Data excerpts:
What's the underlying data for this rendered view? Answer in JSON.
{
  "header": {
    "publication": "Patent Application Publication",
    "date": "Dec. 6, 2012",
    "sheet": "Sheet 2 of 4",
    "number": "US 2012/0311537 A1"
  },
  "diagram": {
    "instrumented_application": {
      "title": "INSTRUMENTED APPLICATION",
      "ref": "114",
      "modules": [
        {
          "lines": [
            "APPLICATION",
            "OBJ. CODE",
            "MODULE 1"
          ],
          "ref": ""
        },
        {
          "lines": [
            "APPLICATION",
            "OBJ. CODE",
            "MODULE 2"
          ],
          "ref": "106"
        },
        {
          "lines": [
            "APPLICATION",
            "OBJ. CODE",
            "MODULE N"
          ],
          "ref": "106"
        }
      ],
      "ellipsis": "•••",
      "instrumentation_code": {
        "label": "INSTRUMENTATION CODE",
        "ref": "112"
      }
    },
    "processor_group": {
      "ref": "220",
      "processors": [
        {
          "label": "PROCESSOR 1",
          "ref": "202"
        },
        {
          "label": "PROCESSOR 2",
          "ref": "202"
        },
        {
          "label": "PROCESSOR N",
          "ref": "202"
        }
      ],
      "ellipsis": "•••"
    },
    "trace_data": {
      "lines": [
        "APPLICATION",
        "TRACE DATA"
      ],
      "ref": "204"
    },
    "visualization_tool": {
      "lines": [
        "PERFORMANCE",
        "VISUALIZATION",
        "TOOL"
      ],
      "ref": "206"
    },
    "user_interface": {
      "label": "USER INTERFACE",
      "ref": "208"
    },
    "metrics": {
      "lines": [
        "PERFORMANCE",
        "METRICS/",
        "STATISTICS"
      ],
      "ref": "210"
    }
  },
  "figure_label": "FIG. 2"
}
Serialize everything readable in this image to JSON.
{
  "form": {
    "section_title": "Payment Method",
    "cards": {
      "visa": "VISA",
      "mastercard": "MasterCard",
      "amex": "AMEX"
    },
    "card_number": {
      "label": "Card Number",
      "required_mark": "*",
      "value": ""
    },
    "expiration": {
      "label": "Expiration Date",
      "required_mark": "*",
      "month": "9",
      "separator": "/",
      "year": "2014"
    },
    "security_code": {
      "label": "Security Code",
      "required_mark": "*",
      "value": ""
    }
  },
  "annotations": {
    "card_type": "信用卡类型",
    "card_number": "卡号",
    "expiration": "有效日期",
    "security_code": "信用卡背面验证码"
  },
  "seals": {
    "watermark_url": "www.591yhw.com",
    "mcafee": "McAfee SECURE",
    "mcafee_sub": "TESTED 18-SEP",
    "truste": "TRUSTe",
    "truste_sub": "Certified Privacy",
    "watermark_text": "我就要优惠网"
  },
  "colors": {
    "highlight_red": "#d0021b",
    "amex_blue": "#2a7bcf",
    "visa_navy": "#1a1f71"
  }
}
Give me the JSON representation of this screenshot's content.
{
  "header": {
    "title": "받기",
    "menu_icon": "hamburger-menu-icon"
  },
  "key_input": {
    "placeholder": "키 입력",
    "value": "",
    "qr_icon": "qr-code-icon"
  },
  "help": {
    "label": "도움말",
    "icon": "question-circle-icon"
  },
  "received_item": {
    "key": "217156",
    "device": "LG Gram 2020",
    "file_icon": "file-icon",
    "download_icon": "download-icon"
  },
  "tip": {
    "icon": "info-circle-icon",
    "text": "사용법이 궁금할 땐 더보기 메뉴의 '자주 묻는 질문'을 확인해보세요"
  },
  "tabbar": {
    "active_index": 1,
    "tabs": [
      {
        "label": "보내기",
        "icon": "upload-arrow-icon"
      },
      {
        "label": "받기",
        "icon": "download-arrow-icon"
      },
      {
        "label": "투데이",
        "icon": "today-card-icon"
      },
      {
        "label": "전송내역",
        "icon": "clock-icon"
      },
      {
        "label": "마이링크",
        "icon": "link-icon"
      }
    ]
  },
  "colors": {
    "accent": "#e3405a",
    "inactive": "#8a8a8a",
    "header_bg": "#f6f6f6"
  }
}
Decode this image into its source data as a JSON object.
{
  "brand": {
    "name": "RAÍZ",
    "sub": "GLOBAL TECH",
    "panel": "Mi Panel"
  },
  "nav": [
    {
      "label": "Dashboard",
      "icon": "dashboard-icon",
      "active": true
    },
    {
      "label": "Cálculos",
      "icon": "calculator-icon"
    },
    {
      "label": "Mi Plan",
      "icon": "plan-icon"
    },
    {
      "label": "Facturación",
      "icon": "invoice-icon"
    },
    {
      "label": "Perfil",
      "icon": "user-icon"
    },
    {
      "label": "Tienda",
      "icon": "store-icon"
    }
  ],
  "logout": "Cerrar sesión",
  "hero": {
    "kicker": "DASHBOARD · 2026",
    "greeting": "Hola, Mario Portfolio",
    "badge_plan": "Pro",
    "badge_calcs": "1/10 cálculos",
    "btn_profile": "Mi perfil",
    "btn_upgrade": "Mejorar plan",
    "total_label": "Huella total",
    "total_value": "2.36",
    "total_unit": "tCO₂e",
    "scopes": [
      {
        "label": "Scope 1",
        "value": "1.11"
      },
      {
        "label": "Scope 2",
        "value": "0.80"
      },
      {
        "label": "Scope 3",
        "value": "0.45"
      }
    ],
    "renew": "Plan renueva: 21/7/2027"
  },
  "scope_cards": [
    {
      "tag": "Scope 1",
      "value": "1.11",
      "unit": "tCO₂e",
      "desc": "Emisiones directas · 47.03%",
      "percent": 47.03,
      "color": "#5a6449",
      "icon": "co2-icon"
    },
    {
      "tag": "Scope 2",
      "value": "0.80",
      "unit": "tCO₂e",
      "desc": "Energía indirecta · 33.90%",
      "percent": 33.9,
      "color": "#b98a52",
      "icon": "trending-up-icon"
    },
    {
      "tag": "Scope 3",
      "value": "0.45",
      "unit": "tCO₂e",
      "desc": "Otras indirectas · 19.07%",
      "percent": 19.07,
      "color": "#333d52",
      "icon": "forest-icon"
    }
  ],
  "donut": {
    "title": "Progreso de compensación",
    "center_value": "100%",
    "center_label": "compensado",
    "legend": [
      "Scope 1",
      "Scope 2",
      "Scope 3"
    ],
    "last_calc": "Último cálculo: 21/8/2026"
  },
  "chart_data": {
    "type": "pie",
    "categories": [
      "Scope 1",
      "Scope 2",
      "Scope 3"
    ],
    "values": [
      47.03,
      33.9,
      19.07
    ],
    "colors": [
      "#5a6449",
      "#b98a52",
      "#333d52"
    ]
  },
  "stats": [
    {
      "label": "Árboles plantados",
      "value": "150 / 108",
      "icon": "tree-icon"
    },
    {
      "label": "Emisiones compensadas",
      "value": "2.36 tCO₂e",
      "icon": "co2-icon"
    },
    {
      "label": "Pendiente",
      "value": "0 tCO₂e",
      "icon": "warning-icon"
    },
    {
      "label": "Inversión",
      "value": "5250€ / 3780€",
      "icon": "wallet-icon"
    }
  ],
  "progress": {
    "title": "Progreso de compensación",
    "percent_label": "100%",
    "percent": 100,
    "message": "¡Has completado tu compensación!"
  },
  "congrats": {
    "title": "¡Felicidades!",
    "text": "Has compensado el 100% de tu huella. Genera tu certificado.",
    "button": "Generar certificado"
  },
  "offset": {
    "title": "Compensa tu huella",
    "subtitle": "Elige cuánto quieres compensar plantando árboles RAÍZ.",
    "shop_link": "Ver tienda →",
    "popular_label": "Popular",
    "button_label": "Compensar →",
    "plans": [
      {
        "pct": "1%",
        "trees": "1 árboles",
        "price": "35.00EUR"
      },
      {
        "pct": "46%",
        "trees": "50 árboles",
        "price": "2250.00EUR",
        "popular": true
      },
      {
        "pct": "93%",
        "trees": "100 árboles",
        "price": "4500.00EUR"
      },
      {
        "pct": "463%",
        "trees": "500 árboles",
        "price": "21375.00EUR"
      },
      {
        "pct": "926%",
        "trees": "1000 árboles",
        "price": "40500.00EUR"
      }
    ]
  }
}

> [THE REQUEST]
In the entries above, find each line with the word "RAÍZ" and show it.

> [THE ANSWER]
    "name": "RAÍZ",
    "subtitle": "Elige cuánto quieres compensar plantando árboles RAÍZ.",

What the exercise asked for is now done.